What this task involves:
Repeat the material exactly, leaving nothing out.

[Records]
(begin)

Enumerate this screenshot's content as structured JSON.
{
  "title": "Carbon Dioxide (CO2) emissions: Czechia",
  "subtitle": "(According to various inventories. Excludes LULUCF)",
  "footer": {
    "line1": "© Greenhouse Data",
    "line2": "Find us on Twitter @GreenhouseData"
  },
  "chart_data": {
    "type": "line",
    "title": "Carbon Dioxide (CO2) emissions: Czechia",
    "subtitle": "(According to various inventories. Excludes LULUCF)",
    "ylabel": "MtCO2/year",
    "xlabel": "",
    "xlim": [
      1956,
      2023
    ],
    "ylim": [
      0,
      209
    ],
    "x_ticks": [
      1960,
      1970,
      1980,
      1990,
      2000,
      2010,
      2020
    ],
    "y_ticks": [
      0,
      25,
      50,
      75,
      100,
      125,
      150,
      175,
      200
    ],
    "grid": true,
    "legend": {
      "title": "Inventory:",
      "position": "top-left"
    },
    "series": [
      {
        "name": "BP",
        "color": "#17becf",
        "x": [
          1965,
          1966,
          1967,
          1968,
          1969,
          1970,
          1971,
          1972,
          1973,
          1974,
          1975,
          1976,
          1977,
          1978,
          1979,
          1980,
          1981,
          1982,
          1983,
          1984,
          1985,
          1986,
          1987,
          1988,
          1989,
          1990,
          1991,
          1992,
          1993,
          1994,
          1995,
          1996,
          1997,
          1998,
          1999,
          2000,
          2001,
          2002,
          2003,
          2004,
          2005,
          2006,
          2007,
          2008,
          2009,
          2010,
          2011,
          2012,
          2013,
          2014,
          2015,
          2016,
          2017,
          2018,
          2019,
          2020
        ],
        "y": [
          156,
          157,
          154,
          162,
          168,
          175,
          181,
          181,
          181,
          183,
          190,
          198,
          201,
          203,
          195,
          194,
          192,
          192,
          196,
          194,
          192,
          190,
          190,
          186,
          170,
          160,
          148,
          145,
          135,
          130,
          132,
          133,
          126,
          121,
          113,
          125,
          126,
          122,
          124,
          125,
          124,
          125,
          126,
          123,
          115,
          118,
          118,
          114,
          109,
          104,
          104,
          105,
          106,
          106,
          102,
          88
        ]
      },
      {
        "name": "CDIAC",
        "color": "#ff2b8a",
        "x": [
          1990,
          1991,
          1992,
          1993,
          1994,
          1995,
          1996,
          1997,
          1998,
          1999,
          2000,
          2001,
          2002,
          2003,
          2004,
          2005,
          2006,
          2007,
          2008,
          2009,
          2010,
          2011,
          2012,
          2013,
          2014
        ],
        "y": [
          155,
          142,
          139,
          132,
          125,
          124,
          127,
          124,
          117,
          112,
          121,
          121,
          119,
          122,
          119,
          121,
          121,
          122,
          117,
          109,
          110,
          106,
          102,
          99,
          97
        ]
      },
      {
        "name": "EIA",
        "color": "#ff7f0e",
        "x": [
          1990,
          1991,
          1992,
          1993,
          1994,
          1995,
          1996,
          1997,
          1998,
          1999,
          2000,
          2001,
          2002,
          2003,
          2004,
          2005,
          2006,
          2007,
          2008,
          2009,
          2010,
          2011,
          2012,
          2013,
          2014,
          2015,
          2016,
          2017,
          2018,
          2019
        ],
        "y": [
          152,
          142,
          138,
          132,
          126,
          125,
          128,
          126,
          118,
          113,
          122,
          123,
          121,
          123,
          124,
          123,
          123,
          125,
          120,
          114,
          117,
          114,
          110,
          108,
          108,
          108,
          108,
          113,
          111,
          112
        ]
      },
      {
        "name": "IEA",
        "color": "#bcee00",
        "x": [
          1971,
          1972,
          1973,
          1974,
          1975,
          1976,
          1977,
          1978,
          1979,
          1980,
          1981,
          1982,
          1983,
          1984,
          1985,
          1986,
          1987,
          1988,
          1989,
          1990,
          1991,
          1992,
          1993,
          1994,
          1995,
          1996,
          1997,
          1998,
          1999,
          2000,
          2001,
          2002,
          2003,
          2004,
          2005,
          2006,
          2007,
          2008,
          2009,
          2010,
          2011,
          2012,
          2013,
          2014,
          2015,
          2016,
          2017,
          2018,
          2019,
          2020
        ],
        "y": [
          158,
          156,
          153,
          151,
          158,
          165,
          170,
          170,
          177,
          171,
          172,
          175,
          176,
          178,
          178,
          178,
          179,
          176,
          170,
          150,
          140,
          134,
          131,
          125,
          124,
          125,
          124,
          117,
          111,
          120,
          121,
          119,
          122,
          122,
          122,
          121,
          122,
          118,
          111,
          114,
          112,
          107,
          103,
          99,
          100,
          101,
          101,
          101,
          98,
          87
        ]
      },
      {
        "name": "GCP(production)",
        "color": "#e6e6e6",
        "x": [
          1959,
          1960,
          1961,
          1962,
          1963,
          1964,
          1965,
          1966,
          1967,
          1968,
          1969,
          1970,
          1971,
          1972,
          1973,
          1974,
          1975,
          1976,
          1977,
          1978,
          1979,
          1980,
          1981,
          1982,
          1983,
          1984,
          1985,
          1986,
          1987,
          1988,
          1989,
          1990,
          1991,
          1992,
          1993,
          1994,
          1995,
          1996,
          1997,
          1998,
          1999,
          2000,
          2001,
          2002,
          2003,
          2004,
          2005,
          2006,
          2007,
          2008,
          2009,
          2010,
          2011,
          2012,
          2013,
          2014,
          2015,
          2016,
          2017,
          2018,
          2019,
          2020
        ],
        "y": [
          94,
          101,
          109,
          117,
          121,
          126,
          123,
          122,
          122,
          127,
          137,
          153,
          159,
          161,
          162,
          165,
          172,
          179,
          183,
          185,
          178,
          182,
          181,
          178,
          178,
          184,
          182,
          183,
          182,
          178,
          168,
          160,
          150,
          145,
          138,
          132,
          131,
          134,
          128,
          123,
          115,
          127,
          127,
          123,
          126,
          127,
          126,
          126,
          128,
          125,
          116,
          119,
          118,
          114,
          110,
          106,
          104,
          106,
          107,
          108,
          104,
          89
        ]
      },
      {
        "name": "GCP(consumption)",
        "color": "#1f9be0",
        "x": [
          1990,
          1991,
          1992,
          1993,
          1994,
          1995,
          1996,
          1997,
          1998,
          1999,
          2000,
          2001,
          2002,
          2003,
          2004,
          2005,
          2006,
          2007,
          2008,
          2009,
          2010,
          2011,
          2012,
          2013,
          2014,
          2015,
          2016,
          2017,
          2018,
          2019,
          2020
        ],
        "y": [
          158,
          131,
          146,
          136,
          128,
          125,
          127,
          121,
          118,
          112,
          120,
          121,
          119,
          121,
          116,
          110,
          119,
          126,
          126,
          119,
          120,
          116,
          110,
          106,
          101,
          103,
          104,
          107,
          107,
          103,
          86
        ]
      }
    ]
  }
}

(end)

Exercise solution:
Enumerate this screenshot's content as structured JSON.
{
  "title": "Carbon Dioxide (CO2) emissions: Czechia",
  "subtitle": "(According to various inventories. Excludes LULUCF)",
  "footer": {
    "line1": "© Greenhouse Data",
    "line2": "Find us on Twitter @GreenhouseData"
  },
  "chart_data": {
    "type": "line",
    "title": "Carbon Dioxide (CO2) emissions: Czechia",
    "subtitle": "(According to various inventories. Excludes LULUCF)",
    "ylabel": "MtCO2/year",
    "xlabel": "",
    "xlim": [
      1956,
      2023
    ],
    "ylim": [
      0,
      209
    ],
    "x_ticks": [
      1960,
      1970,
      1980,
      1990,
      2000,
      2010,
      2020
    ],
    "y_ticks": [
      0,
      25,
      50,
      75,
      100,
      125,
      150,
      175,
      200
    ],
    "grid": true,
    "legend": {
      "title": "Inventory:",
      "position": "top-left"
    },
    "series": [
      {
        "name": "BP",
        "color": "#17becf",
        "x": [
          1965,
          1966,
          1967,
          1968,
          1969,
          1970,
          1971,
          1972,
          1973,
          1974,
          1975,
          1976,
          1977,
          1978,
          1979,
          1980,
          1981,
          1982,
          1983,
          1984,
          1985,
          1986,
          1987,
          1988,
          1989,
          1990,
          1991,
          1992,
          1993,
          1994,
          1995,
          1996,
          1997,
          1998,
          1999,
          2000,
          2001,
          2002,
          2003,
          2004,
          2005,
          2006,
          2007,
          2008,
          2009,
          2010,
          2011,
          2012,
          2013,
          2014,
          2015,
          2016,
          2017,
          2018,
          2019,
          2020
        ],
        "y": [
          156,
          157,
          154,
          162,
          168,
          175,
          181,
          181,
          181,
          183,
          190,
          198,
          201,
          203,
          195,
          194,
          192,
          192,
          196,
          194,
          192,
          190,
          190,
          186,
          170,
          160,
          148,
          145,
          135,
          130,
          132,
          133,
          126,
          121,
          113,
          125,
          126,
          122,
          124,
          125,
          124,
          125,
          126,
          123,
          115,
          118,
          118,
          114,
          109,
          104,
          104,
          105,
          106,
          106,
          102,
          88
        ]
      },
      {
        "name": "CDIAC",
        "color": "#ff2b8a",
        "x": [
          1990,
          1991,
          1992,
          1993,
          1994,
          1995,
          1996,
          1997,
          1998,
          1999,
          2000,
          2001,
          2002,
          2003,
          2004,
          2005,
          2006,
          2007,
          2008,
          2009,
          2010,
          2011,
          2012,
          2013,
          2014
        ],
        "y": [
          155,
          142,
          139,
          132,
          125,
          124,
          127,
          124,
          117,
          112,
          121,
          121,
          119,
          122,
          119,
          121,
          121,
          122,
          117,
          109,
          110,
          106,
          102,
          99,
          97
        ]
      },
      {
        "name": "EIA",
        "color": "#ff7f0e",
        "x": [
          1990,
          1991,
          1992,
          1993,
          1994,
          1995,
          1996,
          1997,
          1998,
          1999,
          2000,
          2001,
          2002,
          2003,
          2004,
          2005,
          2006,
          2007,
          2008,
          2009,
          2010,
          2011,
          2012,
          2013,
          2014,
          2015,
          2016,
          2017,
          2018,
          2019
        ],
        "y": [
          152,
          142,
          138,
          132,
          126,
          125,
          128,
          126,
          118,
          113,
          122,
          123,
          121,
          123,
          124,
          123,
          123,
          125,
          120,
          114,
          117,
          114,
          110,
          108,
          108,
          108,
          108,
          113,
          111,
          112
        ]
      },
      {
        "name": "IEA",
        "color": "#bcee00",
        "x": [
          1971,
          1972,
          1973,
          1974,
          1975,
          1976,
          1977,
          1978,
          1979,
          1980,
          1981,
          1982,
          1983,
          1984,
          1985,
          1986,
          1987,
          1988,
          1989,
          1990,
          1991,
          1992,
          1993,
          1994,
          1995,
          1996,
          1997,
          1998,
          1999,
          2000,
          2001,
          2002,
          2003,
          2004,
          2005,
          2006,
          2007,
          2008,
          2009,
          2010,
          2011,
          2012,
          2013,
          2014,
          2015,
          2016,
          2017,
          2018,
          2019,
          2020
        ],
        "y": [
          158,
          156,
          153,
          151,
          158,
          165,
          170,
          170,
          177,
          171,
          172,
          175,
          176,
          178,
          178,
          178,
          179,
          176,
          170,
          150,
          140,
          134,
          131,
          125,
          124,
          125,
          124,
          117,
          111,
          120,
          121,
          119,
          122,
          122,
          122,
          121,
          122,
          118,
          111,
          114,
          112,
          107,
          103,
          99,
          100,
          101,
          101,
          101,
          98,
          87
        ]
      },
      {
        "name": "GCP(production)",
        "color": "#e6e6e6",
        "x": [
          1959,
          1960,
          1961,
          1962,
          1963,
          1964,
          1965,
          1966,
          1967,
          1968,
          1969,
          1970,
          1971,
          1972,
          1973,
          1974,
          1975,
          1976,
          1977,
          1978,
          1979,
          1980,
          1981,
          1982,
          1983,
          1984,
          1985,
          1986,
          1987,
          1988,
          1989,
          1990,
          1991,
          1992,
          1993,
          1994,
          1995,
          1996,
          1997,
          1998,
          1999,
          2000,
          2001,
          2002,
          2003,
          2004,
          2005,
          2006,
          2007,
          2008,
          2009,
          2010,
          2011,
          2012,
          2013,
          2014,
          2015,
          2016,
          2017,
          2018,
          2019,
          2020
        ],
        "y": [
          94,
          101,
          109,
          117,
          121,
          126,
          123,
          122,
          122,
          127,
          137,
          153,
          159,
          161,
          162,
          165,
          172,
          179,
          183,
          185,
          178,
          182,
          181,
          178,
          178,
          184,
          182,
          183,
          182,
          178,
          168,
          160,
          150,
          145,
          138,
          132,
          131,
          134,
          128,
          123,
          115,
          127,
          127,
          123,
          126,
          127,
          126,
          126,
          128,
          125,
          116,
          119,
          118,
          114,
          110,
          106,
          104,
          106,
          107,
          108,
          104,
          89
        ]
      },
      {
        "name": "GCP(consumption)",
        "color": "#1f9be0",
        "x": [
          1990,
          1991,
          1992,
          1993,
          1994,
          1995,
          1996,
          1997,
          1998,
          1999,
          2000,
          2001,
          2002,
          2003,
          2004,
          2005,
          2006,
          2007,
          2008,
          2009,
          2010,
          2011,
          2012,
          2013,
          2014,
          2015,
          2016,
          2017,
          2018,
          2019,
          2020
        ],
        "y": [
          158,
          131,
          146,
          136,
          128,
          125,
          127,
          121,
          118,
          112,
          120,
          121,
          119,
          121,
          116,
          110,
          119,
          126,
          126,
          119,
          120,
          116,
          110,
          106,
          101,
          103,
          104,
          107,
          107,
          103,
          86
        ]
      }
    ]
  }
}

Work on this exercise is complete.